__Given exercise A__: According to the forum thread below on kit modifications, which side of the waist plate is the front?
__Given exercise B__: Translate this sentence from the forum thread below on kit modifications into Spanish: "The locating pins for the inside facing side panels are off kilter."

**** Passage given

Here is a quick sketch I did of my soil sampler modifications that goes with my above text. The red is the existing kit parts for the door and sampler and the green is the box I built for it. The black represents the tread box. As you can see, the bottom green line is halfway between the red door piece and the black of the tread box. This allows the tube to drop down and counterbalance closed and does not "lock" the hatch shut from the inside. The green line on the sampler is the STOP block I added so it stays in the slot. You can see it, sort of, in the blurry picture of the assembly.

Do not use this any reference to construct from as it is not scaled, it is only a clarification reference, do the measurements on your kit to assure a good fit. Hope the helps and does not muddy the waters!


----------



## Chrisisall (May 12, 2011)

Thanks RSN.


----------



## RSN (Jul 29, 2008)

Not sure what happened. I uploaded the wrong graphic, after I deleted it, it would not let me upload the right one in that reply. Here is the correct one with the green STOP ring on the tube.

A pleasure to share!!


----------



## OzyMandias (Dec 29, 2004)

Aside from the programming buttons, the production problems all seem to be below the waist, so to speak.


Those tread section seams are a major pain in the Glute to get rid of. I've had to putty and sand five times and just now got them down to the point of almost invisible without compromising the structural integrity of the parts. 

The locating pins for the inside facing side panels are off kilter. I managed to get one fitting perfectly, but had to cut the locating pins off the other.

Also the 'bumper pins' and sockets to tie the two tread sections together don't line up when the inside panels are correctly placed. You'll have to remove them or cut the pins and reglue them in the proper location once you have the tread sections buttoned up.

A guideline for the orientation of the knee bellows would have been tremendously helpful too. I had a lot of trouble getting the knee hinges vertical and knee plates lining up because of the (correctly) irregular shape of the bellows.

The instructions also don't tell you which side of the waist plate is the front. It's the side with the leg bellows alignment that curves in, not the flat side.

The square programming buttons and bubbles is the other big pain to resolve. Nothing really works to remove the shadow caused by the bubbles except replacing them altogether.

********
**** Material provided

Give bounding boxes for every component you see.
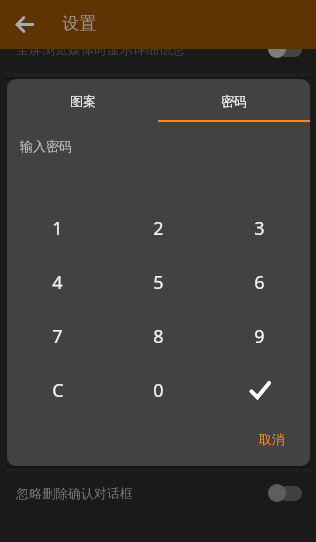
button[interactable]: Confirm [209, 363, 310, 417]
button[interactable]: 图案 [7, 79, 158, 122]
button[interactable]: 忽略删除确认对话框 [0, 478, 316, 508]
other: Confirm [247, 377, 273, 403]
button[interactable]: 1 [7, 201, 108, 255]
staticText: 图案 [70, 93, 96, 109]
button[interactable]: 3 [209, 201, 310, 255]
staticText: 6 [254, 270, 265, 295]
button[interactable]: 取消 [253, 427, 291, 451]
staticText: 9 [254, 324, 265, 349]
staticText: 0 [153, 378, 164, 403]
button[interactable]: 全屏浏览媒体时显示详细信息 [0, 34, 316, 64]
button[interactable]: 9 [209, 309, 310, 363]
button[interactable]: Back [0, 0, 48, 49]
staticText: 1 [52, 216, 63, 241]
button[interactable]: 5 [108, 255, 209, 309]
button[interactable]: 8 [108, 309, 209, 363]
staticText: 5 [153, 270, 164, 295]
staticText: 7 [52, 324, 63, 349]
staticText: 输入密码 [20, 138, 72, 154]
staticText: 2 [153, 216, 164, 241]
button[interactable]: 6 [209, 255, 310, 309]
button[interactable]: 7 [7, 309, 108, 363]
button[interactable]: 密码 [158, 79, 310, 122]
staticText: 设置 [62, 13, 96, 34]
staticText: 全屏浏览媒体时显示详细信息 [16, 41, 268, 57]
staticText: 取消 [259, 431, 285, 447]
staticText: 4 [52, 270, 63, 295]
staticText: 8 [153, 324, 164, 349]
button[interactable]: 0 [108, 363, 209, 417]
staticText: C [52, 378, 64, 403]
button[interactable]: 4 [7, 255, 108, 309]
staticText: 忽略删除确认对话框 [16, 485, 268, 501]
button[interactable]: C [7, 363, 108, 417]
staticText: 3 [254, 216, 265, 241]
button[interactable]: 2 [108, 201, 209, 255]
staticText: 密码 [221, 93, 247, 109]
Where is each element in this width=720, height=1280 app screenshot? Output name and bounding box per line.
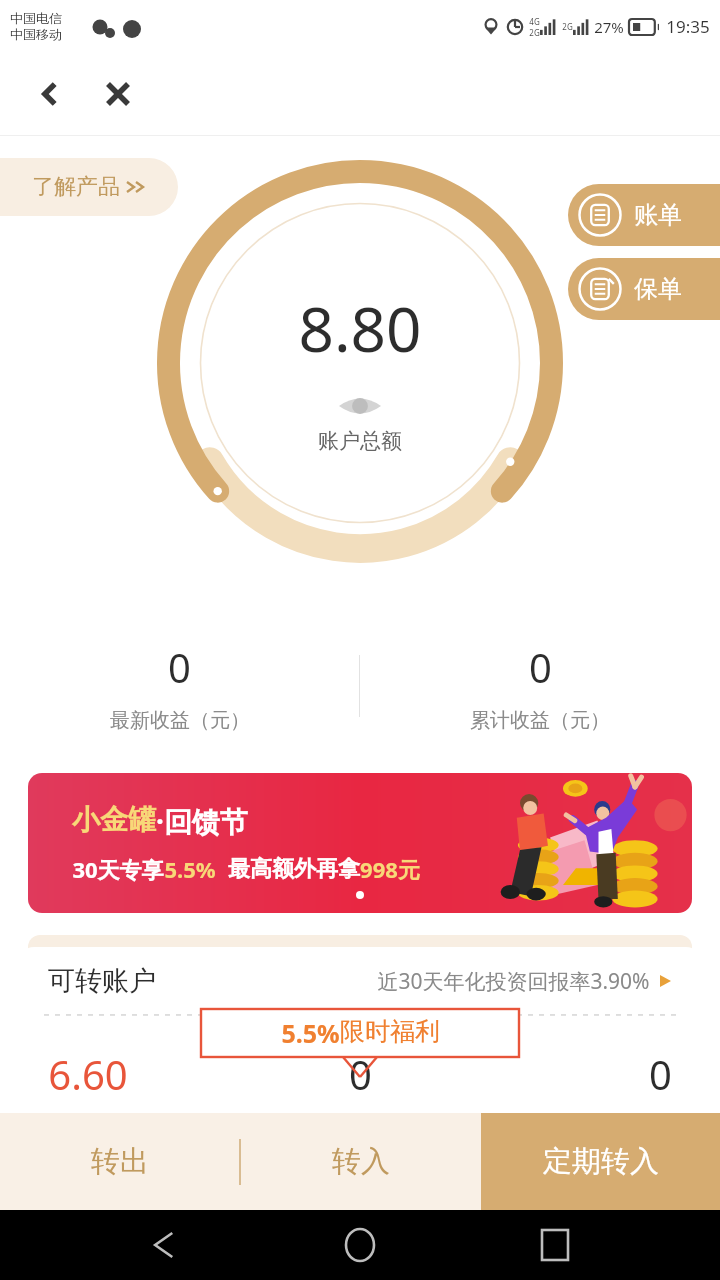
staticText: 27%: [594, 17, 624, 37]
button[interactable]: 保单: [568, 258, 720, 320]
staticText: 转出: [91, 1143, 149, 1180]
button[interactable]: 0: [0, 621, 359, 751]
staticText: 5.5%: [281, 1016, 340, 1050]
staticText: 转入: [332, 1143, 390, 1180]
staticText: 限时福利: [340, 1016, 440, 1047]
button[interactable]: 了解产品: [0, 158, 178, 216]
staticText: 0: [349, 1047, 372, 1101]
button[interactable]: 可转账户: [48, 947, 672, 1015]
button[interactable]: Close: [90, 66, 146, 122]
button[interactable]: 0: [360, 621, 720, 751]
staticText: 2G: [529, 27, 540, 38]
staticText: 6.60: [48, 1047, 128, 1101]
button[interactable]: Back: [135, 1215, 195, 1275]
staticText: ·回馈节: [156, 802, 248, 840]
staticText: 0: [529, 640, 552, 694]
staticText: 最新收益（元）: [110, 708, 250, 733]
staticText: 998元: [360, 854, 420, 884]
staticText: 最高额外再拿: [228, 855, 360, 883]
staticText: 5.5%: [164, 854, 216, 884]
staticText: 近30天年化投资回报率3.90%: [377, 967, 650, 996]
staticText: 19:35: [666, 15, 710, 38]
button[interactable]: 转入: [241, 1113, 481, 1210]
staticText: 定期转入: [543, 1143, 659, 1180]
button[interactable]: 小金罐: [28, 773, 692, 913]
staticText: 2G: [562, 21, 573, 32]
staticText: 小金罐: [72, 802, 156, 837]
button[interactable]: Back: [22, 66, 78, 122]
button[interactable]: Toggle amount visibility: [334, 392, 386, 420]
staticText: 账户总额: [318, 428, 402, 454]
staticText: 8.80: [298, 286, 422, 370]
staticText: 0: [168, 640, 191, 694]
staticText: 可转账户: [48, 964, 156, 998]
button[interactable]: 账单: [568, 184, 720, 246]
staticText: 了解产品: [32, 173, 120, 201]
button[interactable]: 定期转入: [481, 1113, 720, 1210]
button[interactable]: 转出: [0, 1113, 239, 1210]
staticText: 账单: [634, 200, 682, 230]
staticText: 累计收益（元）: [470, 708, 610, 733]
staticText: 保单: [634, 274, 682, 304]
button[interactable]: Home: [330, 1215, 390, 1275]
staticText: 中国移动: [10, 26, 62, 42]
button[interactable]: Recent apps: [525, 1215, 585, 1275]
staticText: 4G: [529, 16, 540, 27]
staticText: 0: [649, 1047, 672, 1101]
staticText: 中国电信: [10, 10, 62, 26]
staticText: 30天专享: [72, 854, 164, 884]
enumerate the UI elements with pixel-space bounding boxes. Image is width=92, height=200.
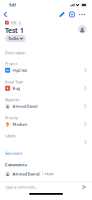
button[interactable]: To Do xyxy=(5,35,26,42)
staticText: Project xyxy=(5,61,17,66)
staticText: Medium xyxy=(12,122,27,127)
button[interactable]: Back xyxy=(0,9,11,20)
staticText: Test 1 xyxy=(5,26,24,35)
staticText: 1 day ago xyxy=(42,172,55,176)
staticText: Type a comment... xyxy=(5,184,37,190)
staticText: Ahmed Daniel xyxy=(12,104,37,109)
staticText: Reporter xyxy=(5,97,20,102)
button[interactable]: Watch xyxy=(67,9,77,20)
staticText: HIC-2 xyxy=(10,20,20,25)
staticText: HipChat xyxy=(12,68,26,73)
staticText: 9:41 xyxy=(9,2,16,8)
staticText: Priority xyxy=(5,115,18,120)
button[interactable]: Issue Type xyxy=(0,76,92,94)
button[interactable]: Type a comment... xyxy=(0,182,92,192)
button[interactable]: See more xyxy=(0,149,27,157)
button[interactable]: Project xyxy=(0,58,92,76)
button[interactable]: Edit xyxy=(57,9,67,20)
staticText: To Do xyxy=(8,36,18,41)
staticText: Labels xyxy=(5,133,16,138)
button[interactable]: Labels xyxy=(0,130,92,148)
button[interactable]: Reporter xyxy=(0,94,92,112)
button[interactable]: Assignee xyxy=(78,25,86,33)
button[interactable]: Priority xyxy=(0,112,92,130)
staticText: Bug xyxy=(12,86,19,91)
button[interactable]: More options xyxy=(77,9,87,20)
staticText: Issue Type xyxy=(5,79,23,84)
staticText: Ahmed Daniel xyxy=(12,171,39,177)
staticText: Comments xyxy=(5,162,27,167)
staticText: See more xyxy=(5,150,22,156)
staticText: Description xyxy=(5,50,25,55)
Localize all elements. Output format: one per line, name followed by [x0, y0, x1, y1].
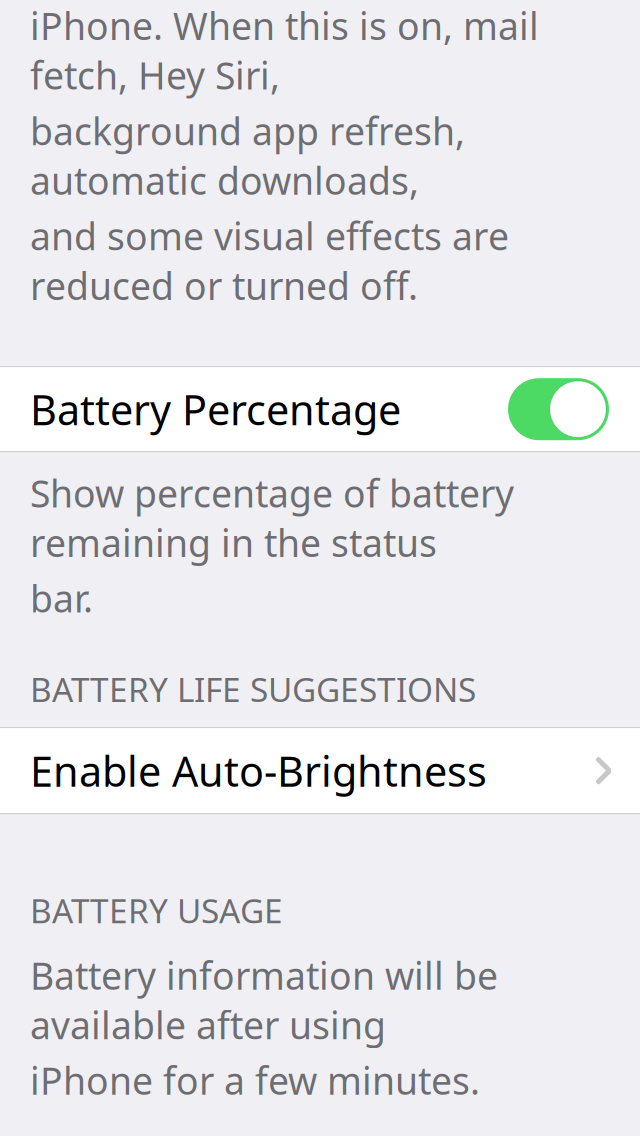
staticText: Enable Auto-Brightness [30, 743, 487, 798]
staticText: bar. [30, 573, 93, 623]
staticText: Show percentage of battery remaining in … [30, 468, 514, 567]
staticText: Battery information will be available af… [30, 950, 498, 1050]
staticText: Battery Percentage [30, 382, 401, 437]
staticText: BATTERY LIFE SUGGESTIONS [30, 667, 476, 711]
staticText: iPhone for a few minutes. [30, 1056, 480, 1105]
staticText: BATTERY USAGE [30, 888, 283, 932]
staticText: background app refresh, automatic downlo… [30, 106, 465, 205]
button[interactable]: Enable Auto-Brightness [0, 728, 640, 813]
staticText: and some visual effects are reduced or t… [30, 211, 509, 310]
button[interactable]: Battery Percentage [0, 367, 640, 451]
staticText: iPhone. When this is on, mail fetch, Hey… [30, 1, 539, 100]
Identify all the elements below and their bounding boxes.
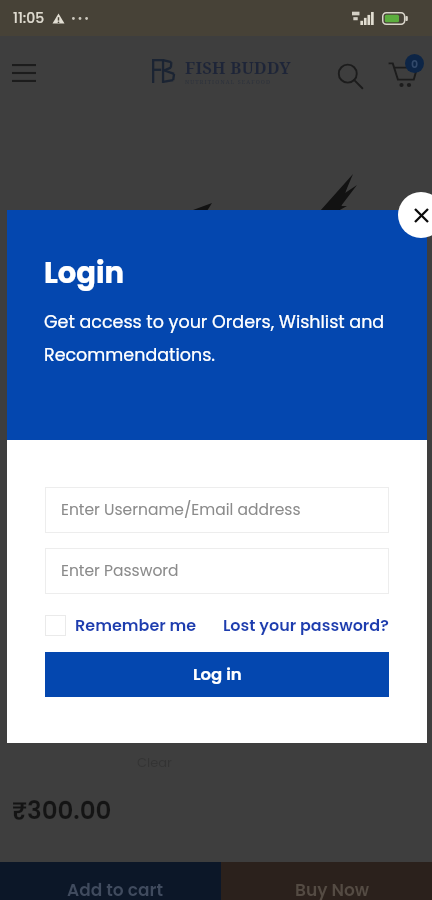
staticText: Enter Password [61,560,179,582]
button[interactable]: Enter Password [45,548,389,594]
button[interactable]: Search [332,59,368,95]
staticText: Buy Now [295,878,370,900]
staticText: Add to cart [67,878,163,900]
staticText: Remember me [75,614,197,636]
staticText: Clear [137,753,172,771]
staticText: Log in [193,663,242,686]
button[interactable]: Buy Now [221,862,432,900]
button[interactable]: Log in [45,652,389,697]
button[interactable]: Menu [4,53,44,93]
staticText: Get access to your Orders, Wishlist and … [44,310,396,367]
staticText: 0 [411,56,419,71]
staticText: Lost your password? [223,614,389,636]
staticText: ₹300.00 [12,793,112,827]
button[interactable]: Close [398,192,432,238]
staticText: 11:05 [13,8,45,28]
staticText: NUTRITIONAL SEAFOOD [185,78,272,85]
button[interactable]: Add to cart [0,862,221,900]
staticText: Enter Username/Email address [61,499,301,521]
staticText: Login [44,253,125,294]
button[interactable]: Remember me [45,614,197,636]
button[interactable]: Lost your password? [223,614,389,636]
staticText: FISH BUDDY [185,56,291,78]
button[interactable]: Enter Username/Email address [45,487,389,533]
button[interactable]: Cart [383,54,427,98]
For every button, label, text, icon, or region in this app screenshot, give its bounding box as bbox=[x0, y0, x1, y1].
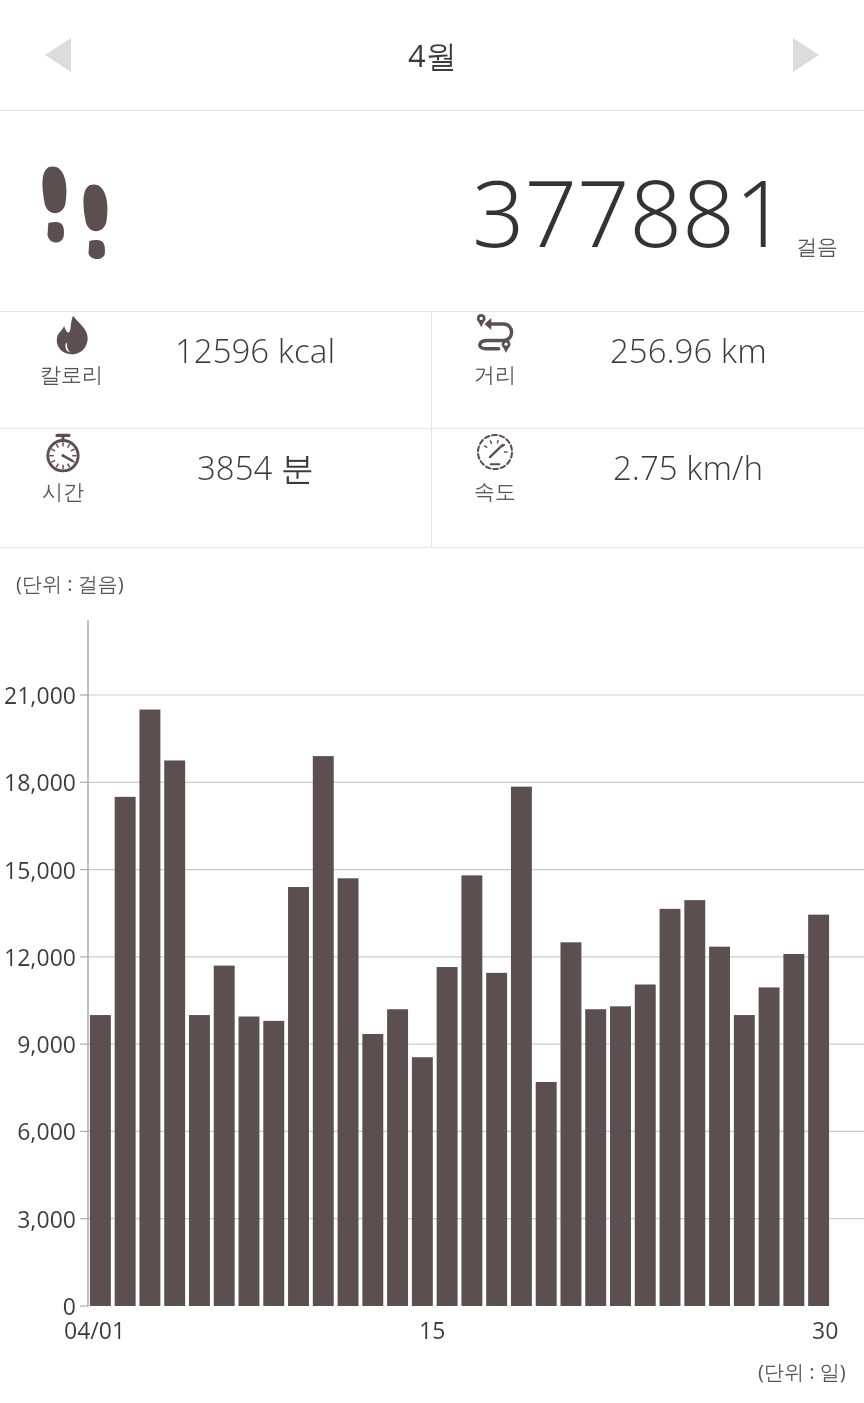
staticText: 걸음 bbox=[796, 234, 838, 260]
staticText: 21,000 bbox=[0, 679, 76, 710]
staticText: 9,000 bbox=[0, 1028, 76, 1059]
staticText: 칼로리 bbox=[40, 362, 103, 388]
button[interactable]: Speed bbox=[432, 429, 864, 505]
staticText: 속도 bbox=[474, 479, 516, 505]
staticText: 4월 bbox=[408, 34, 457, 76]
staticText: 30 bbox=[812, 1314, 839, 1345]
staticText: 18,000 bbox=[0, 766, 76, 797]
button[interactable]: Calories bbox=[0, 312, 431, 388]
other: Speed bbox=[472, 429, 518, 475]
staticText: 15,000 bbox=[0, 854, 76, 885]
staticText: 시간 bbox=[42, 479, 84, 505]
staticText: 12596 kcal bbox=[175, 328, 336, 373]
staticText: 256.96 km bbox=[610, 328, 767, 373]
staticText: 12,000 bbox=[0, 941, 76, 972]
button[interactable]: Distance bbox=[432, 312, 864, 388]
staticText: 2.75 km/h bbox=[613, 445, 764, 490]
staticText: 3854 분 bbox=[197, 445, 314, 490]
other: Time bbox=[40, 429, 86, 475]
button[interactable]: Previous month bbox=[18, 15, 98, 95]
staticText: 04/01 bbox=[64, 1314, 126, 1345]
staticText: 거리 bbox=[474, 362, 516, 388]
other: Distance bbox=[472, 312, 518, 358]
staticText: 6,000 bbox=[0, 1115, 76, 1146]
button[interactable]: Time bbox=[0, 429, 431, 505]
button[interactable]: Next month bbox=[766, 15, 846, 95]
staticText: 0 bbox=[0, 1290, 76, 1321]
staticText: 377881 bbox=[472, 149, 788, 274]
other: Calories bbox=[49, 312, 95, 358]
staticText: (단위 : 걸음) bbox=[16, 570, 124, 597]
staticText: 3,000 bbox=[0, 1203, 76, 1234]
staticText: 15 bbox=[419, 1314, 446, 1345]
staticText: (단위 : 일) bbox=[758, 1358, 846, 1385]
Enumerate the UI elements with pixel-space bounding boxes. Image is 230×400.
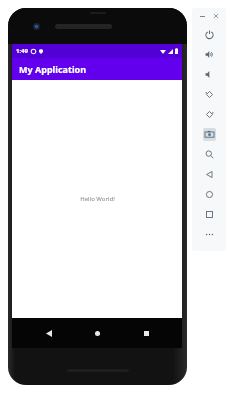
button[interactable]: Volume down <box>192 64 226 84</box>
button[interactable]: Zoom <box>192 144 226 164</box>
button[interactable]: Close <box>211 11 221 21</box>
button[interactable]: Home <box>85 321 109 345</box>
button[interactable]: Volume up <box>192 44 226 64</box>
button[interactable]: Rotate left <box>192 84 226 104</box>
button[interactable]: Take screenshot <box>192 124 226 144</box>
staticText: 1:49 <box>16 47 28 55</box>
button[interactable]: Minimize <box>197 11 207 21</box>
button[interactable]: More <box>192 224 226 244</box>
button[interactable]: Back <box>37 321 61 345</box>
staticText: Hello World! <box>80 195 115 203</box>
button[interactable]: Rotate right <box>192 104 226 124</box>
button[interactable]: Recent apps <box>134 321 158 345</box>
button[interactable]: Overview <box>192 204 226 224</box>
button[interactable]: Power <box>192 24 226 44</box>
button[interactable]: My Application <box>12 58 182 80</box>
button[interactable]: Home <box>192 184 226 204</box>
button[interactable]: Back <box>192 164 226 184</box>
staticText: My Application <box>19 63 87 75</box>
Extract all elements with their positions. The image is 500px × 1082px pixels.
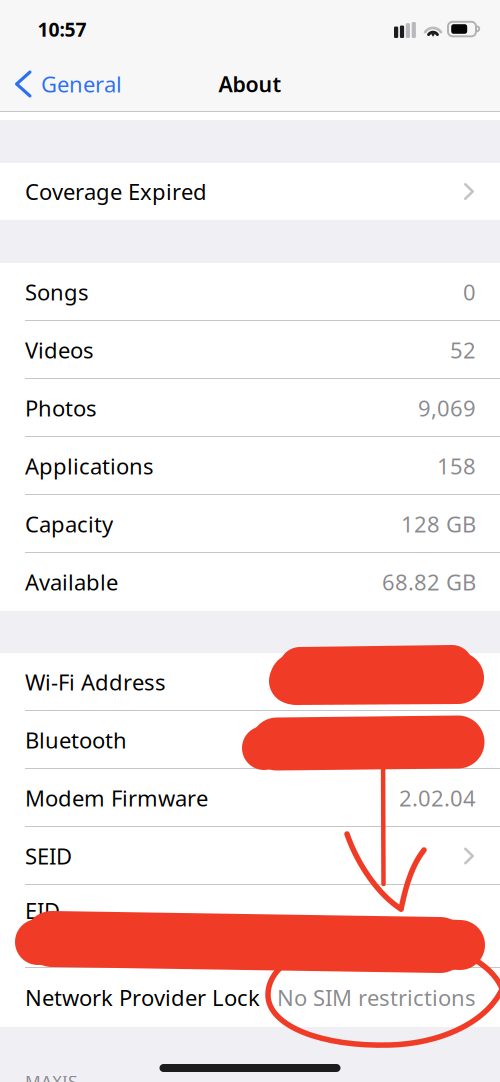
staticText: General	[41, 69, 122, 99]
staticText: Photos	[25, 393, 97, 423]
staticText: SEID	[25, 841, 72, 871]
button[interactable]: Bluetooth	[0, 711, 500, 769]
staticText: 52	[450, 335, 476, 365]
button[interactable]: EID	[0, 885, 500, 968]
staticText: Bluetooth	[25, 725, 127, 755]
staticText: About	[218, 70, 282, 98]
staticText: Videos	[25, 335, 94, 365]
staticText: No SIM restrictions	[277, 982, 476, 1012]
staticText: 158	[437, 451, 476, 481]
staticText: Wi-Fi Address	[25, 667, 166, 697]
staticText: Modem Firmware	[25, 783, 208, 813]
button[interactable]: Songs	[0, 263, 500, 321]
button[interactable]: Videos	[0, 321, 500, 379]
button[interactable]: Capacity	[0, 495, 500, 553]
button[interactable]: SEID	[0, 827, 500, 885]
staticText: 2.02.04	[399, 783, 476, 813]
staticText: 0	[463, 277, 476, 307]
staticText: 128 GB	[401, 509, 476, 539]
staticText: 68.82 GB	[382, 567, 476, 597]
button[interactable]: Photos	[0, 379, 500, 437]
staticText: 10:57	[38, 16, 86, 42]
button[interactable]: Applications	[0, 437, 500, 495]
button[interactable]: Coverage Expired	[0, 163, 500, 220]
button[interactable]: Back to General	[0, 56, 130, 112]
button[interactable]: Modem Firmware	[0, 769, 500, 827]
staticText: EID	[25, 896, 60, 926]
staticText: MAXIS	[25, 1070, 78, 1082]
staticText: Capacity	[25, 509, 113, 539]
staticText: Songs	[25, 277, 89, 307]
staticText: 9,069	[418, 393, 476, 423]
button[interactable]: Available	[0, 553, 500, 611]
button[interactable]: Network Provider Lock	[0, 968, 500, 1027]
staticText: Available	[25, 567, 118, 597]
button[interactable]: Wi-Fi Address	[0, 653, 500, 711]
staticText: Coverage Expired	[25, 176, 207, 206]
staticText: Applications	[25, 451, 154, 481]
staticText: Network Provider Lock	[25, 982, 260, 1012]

********

__Exercise result A__: It is the side with the leg bellows alignment that curves in, not the flat side.

__Exercise result B__: Los pasadores de posicionamiento de los paneles laterales orientados hacia el interior están desalineados.